━━━ MATERIAL FOR THE TASK

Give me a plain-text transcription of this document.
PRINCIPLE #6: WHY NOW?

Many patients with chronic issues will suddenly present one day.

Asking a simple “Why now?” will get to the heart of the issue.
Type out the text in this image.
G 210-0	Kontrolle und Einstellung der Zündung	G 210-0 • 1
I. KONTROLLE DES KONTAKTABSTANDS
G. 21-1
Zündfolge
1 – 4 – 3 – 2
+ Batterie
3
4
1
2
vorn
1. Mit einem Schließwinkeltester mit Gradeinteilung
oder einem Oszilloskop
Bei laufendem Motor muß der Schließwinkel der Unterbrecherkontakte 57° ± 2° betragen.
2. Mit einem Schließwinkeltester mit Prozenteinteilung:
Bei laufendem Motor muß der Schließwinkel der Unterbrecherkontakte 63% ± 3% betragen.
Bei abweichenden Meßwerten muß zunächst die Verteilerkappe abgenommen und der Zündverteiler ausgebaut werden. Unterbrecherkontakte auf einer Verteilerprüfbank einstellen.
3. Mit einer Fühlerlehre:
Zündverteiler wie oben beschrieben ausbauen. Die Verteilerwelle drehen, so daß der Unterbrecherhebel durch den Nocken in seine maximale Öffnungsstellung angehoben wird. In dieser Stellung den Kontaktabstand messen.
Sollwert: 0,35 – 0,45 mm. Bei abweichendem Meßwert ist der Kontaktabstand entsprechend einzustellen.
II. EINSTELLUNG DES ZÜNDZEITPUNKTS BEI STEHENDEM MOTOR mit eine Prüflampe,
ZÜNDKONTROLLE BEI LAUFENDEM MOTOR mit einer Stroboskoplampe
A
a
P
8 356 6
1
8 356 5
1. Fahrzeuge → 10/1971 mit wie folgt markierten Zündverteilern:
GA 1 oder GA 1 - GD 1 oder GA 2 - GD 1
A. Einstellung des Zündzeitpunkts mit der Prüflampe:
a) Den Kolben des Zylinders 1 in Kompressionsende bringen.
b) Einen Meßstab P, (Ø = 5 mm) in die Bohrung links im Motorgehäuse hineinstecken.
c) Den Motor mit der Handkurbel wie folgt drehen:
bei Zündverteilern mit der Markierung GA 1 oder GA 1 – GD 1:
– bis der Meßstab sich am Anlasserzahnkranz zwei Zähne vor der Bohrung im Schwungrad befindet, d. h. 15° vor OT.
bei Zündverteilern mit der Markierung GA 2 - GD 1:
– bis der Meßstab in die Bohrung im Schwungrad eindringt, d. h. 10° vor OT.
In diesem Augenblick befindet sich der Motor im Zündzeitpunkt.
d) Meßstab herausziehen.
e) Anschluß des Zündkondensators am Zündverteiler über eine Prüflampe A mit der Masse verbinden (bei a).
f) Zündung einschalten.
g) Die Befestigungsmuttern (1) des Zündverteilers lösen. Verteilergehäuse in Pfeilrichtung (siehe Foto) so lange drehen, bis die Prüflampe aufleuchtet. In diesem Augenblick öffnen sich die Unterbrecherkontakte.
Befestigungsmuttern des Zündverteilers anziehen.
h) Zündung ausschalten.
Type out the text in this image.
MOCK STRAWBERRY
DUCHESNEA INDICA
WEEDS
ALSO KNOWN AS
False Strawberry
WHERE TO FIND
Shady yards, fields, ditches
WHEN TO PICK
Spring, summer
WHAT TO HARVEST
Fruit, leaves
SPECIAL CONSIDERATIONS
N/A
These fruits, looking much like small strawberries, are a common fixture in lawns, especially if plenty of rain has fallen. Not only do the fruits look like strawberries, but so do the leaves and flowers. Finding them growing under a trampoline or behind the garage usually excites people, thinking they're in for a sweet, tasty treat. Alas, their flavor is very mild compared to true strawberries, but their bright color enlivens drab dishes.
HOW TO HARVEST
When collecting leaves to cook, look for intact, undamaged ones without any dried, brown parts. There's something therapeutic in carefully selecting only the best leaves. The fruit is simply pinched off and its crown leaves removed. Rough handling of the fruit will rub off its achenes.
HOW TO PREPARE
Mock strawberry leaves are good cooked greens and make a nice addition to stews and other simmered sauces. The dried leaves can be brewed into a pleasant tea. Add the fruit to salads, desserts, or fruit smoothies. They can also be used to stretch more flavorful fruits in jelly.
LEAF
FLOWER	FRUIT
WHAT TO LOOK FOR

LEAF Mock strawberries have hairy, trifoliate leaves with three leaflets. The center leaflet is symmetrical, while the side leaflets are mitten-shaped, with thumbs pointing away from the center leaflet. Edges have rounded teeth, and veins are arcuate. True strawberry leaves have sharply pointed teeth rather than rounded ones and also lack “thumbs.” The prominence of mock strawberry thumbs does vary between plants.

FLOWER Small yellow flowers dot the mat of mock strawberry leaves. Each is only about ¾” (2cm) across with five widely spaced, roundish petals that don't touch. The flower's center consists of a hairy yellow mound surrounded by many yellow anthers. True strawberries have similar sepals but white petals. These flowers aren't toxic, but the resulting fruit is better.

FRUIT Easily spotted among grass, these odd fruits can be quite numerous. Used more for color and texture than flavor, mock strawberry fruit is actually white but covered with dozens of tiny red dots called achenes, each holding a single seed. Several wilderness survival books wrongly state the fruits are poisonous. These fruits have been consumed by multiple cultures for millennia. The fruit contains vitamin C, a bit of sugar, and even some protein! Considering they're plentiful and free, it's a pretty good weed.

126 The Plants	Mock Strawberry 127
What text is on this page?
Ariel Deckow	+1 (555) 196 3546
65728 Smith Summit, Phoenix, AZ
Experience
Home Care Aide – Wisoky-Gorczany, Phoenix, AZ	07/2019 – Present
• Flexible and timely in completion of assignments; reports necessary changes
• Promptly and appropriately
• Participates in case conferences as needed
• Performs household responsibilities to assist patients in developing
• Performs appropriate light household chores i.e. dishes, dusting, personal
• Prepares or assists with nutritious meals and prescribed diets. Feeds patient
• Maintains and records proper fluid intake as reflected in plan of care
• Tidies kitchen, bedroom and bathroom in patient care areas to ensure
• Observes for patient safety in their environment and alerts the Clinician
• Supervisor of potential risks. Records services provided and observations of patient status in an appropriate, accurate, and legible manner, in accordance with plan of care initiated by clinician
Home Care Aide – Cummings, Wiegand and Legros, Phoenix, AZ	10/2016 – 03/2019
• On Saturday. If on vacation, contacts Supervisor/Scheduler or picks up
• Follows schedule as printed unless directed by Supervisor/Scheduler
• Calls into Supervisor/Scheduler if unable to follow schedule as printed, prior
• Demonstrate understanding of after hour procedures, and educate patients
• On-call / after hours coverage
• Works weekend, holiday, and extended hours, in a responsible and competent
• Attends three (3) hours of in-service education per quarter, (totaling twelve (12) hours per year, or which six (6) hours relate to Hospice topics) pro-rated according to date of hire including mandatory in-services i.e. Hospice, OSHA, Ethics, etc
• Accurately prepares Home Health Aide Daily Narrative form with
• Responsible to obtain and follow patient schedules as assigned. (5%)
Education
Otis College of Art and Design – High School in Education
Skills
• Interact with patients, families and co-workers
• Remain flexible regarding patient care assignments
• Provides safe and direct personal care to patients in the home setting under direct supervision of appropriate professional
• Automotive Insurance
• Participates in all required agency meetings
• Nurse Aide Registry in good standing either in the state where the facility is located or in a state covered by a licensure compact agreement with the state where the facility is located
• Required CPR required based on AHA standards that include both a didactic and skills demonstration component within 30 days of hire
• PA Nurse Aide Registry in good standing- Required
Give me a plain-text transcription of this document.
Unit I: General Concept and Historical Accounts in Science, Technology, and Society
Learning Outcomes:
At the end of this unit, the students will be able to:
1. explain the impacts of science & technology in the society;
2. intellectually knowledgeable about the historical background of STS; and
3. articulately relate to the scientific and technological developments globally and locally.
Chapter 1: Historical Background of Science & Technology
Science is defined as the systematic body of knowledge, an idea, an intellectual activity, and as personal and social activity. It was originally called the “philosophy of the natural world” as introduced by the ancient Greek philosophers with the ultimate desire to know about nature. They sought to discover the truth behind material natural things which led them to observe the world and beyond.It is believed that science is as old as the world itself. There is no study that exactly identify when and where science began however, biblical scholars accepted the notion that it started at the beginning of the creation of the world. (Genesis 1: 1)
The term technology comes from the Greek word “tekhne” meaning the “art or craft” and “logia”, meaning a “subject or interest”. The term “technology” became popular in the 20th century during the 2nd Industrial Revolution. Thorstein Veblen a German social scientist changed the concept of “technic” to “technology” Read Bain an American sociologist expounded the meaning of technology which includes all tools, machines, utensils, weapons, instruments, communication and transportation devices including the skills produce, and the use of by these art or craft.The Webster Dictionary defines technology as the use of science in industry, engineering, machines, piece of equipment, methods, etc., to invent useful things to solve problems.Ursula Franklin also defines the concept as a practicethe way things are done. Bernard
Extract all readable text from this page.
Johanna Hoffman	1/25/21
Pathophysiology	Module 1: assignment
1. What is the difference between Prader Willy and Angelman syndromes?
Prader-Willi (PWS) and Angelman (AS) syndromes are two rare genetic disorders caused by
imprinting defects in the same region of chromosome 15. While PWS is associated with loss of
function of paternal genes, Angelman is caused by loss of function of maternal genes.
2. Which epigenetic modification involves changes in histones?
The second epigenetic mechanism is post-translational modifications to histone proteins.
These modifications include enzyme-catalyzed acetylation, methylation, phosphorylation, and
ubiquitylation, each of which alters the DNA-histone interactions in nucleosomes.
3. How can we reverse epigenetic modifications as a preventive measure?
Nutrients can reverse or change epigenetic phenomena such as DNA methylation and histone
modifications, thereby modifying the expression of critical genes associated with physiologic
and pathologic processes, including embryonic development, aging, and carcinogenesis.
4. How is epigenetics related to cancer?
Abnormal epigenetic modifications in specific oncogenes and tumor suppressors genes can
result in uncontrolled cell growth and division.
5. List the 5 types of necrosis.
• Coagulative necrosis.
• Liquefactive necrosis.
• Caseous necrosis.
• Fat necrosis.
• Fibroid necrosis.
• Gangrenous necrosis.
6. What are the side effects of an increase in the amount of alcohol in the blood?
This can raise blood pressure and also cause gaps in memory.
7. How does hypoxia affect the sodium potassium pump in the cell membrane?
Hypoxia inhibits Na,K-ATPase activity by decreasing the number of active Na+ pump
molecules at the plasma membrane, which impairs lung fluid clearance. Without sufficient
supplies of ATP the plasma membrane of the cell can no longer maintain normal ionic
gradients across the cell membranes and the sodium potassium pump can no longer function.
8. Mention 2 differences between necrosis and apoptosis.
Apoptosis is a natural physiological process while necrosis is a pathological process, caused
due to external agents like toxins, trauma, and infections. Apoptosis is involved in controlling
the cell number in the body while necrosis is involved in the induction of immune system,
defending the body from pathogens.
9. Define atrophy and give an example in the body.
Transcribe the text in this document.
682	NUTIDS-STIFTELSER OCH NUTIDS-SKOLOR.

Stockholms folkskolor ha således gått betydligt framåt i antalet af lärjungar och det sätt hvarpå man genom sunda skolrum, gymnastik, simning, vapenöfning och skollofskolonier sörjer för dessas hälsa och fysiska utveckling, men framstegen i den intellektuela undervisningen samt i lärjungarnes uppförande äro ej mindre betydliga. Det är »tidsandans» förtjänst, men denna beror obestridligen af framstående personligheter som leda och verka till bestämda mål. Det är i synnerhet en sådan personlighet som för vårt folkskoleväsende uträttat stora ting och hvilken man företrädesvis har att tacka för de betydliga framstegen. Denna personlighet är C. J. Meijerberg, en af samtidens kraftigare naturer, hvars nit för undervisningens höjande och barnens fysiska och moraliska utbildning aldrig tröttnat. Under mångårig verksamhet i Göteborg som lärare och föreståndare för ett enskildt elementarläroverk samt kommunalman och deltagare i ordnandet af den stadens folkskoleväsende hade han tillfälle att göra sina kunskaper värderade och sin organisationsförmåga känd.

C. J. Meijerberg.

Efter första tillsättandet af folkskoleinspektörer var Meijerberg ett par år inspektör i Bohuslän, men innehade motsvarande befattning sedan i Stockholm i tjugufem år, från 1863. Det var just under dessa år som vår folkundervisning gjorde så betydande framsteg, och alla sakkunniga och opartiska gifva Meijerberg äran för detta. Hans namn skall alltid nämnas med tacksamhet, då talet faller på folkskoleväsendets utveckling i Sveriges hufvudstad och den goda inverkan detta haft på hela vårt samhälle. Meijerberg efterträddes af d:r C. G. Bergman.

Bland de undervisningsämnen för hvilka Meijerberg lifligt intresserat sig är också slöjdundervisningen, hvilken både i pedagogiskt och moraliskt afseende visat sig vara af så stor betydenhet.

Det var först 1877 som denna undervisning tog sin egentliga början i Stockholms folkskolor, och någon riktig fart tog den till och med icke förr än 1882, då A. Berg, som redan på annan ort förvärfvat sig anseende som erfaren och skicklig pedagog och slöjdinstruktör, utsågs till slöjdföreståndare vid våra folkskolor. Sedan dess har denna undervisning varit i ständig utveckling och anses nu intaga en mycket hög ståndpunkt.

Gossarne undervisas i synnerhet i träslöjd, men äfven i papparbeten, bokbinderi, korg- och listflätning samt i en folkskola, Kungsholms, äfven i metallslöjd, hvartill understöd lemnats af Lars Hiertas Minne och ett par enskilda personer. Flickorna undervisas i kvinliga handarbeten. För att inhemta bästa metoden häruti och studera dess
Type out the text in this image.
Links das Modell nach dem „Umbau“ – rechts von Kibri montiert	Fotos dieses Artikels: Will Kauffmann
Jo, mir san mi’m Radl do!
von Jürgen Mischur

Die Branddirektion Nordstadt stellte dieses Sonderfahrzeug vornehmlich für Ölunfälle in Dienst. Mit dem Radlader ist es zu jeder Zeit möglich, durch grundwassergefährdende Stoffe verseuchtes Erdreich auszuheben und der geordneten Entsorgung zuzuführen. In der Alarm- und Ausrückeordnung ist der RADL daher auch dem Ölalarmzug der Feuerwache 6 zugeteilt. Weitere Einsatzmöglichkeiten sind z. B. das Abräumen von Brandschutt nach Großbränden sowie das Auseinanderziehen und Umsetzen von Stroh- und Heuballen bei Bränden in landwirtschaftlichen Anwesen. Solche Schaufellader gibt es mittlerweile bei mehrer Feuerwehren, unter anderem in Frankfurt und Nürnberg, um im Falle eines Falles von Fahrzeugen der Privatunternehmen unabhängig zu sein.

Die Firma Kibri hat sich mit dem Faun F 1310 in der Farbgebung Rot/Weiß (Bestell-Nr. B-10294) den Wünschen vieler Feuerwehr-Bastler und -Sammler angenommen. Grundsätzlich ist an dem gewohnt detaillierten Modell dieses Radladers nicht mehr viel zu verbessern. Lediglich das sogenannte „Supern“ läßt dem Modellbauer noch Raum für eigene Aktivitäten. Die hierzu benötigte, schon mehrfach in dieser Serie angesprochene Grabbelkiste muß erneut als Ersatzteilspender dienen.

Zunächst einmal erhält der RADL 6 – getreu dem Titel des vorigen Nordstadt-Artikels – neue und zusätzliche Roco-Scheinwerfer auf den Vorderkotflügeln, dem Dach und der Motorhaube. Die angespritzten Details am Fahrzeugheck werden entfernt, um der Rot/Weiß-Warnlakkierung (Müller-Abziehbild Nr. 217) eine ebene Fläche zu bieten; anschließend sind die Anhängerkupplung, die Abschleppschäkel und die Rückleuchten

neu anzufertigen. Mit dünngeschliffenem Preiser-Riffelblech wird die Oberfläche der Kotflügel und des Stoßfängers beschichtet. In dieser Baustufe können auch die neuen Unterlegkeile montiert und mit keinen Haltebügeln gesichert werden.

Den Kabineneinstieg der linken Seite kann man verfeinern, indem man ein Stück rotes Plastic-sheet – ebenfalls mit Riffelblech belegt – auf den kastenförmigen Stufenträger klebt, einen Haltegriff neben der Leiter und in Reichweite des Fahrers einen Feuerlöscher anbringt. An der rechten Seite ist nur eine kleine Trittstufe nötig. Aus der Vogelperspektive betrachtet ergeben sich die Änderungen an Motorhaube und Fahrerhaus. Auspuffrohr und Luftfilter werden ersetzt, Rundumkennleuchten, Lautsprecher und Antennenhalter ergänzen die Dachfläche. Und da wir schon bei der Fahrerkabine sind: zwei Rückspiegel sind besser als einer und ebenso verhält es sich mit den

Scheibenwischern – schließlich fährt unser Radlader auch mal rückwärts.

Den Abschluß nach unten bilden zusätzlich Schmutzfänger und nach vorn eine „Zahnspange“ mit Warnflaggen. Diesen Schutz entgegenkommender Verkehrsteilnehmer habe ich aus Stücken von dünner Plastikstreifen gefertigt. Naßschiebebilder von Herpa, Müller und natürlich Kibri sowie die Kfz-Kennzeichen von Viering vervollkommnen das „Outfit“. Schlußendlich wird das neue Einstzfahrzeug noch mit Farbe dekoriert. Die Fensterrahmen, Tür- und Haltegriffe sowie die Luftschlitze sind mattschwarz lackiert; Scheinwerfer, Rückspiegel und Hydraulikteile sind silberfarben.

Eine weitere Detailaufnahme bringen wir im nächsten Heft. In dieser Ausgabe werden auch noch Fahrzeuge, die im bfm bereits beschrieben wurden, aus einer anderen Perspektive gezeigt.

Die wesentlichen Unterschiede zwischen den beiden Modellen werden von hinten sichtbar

━━━━━━

Copy out each line of the records where the word "montiert" appears.

Links das Modell nach dem „Umbau“ – rechts von Kibri montiert	Fotos dieses Artikels: Will Kauffmann
neu anzufertigen. Mit dünngeschliffenem Preiser-Riffelblech wird die Oberfläche der Kotflügel und des Stoßfängers beschichtet. In dieser Baustufe können auch die neuen Unterlegkeile montiert und mit keinen Haltebügeln gesichert werden.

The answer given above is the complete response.